Aim of the exercise: Transcribe each line exactly.

Dataset rows:
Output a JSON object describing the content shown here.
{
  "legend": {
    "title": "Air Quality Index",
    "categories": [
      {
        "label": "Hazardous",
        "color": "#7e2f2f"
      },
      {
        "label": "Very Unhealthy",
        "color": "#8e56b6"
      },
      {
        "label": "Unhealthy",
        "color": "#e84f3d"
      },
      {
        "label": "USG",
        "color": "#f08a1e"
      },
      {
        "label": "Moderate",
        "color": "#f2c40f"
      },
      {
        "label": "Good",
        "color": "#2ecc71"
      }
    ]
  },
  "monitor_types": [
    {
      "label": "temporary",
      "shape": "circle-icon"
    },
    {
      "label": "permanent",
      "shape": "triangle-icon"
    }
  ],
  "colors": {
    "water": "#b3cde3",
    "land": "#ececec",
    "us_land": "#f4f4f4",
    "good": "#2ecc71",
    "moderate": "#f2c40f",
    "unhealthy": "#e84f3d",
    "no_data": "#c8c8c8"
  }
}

In response:
Output a JSON object describing the content shown here.
{
  "legend": {
    "title": "Air Quality Index",
    "categories": [
      {
        "label": "Hazardous",
        "color": "#7e2f2f"
      },
      {
        "label": "Very Unhealthy",
        "color": "#8e56b6"
      },
      {
        "label": "Unhealthy",
        "color": "#e84f3d"
      },
      {
        "label": "USG",
        "color": "#f08a1e"
      },
      {
        "label": "Moderate",
        "color": "#f2c40f"
      },
      {
        "label": "Good",
        "color": "#2ecc71"
      }
    ]
  },
  "monitor_types": [
    {
      "label": "temporary",
      "shape": "circle-icon"
    },
    {
      "label": "permanent",
      "shape": "triangle-icon"
    }
  ],
  "colors": {
    "water": "#b3cde3",
    "land": "#ececec",
    "us_land": "#f4f4f4",
    "good": "#2ecc71",
    "moderate": "#f2c40f",
    "unhealthy": "#e84f3d",
    "no_data": "#c8c8c8"
  }
}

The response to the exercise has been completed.